◆ EXTRACTED DATA:

####################

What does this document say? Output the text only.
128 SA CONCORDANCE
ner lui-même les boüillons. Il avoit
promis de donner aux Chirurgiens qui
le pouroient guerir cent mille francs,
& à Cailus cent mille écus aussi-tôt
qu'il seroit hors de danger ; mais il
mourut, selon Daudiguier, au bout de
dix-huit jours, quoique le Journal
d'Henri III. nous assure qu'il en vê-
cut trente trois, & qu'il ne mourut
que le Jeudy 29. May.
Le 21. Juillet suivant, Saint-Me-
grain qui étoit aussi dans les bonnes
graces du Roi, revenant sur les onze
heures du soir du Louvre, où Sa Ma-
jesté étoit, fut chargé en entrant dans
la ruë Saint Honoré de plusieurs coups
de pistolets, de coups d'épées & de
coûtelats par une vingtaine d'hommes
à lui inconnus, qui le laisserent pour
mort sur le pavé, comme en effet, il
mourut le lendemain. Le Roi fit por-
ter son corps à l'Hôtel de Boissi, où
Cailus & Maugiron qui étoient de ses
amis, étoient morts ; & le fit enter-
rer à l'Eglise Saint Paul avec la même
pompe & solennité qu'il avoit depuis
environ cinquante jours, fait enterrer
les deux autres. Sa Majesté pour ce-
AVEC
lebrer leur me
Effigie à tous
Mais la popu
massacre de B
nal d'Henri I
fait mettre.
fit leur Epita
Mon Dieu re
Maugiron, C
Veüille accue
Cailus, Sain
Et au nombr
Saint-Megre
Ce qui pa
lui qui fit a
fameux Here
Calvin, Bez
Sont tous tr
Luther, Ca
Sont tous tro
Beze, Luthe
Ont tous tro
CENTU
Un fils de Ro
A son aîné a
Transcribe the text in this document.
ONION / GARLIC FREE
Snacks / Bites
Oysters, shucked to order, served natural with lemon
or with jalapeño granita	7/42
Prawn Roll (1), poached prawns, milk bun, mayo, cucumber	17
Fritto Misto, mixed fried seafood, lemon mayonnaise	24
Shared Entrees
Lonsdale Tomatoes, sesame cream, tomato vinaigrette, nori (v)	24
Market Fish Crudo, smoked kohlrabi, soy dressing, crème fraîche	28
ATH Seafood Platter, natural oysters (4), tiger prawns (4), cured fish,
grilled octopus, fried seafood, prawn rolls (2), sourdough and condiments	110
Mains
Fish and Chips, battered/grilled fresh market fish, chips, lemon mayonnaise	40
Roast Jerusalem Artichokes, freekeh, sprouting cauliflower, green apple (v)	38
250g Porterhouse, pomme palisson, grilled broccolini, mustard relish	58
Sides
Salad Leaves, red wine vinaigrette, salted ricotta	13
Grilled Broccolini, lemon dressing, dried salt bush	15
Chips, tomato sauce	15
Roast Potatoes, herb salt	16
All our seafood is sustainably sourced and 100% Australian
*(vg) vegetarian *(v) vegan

####################

◆ WRITTEN INSTRUCTION: Retype all of the data shown above, word for word.

◆ OUTPUT OF THE EXERCISE:
What does this document say? Output the text only.
128 SA CONCORDANCE
ner lui-même les boüillons. Il avoit
promis de donner aux Chirurgiens qui
le pouroient guerir cent mille francs,
& à Cailus cent mille écus aussi-tôt
qu'il seroit hors de danger ; mais il
mourut, selon Daudiguier, au bout de
dix-huit jours, quoique le Journal
d'Henri III. nous assure qu'il en vê-
cut trente trois, & qu'il ne mourut
que le Jeudy 29. May.
Le 21. Juillet suivant, Saint-Me-
grain qui étoit aussi dans les bonnes
graces du Roi, revenant sur les onze
heures du soir du Louvre, où Sa Ma-
jesté étoit, fut chargé en entrant dans
la ruë Saint Honoré de plusieurs coups
de pistolets, de coups d'épées & de
coûtelats par une vingtaine d'hommes
à lui inconnus, qui le laisserent pour
mort sur le pavé, comme en effet, il
mourut le lendemain. Le Roi fit por-
ter son corps à l'Hôtel de Boissi, où
Cailus & Maugiron qui étoient de ses
amis, étoient morts ; & le fit enter-
rer à l'Eglise Saint Paul avec la même
pompe & solennité qu'il avoit depuis
environ cinquante jours, fait enterrer
les deux autres. Sa Majesté pour ce-
AVEC
lebrer leur me
Effigie à tous
Mais la popu
massacre de B
nal d'Henri I
fait mettre.
fit leur Epita
Mon Dieu re
Maugiron, C
Veüille accue
Cailus, Sain
Et au nombr
Saint-Megre
Ce qui pa
lui qui fit a
fameux Here
Calvin, Bez
Sont tous tr
Luther, Ca
Sont tous tro
Beze, Luthe
Ont tous tro
CENTU
Un fils de Ro
A son aîné a
Transcribe the text in this document.
ONION / GARLIC FREE
Snacks / Bites
Oysters, shucked to order, served natural with lemon
or with jalapeño granita	7/42
Prawn Roll (1), poached prawns, milk bun, mayo, cucumber	17
Fritto Misto, mixed fried seafood, lemon mayonnaise	24
Shared Entrees
Lonsdale Tomatoes, sesame cream, tomato vinaigrette, nori (v)	24
Market Fish Crudo, smoked kohlrabi, soy dressing, crème fraîche	28
ATH Seafood Platter, natural oysters (4), tiger prawns (4), cured fish,
grilled octopus, fried seafood, prawn rolls (2), sourdough and condiments	110
Mains
Fish and Chips, battered/grilled fresh market fish, chips, lemon mayonnaise	40
Roast Jerusalem Artichokes, freekeh, sprouting cauliflower, green apple (v)	38
250g Porterhouse, pomme palisson, grilled broccolini, mustard relish	58
Sides
Salad Leaves, red wine vinaigrette, salted ricotta	13
Grilled Broccolini, lemon dressing, dried salt bush	15
Chips, tomato sauce	15
Roast Potatoes, herb salt	16
All our seafood is sustainably sourced and 100% Australian
*(vg) vegetarian *(v) vegan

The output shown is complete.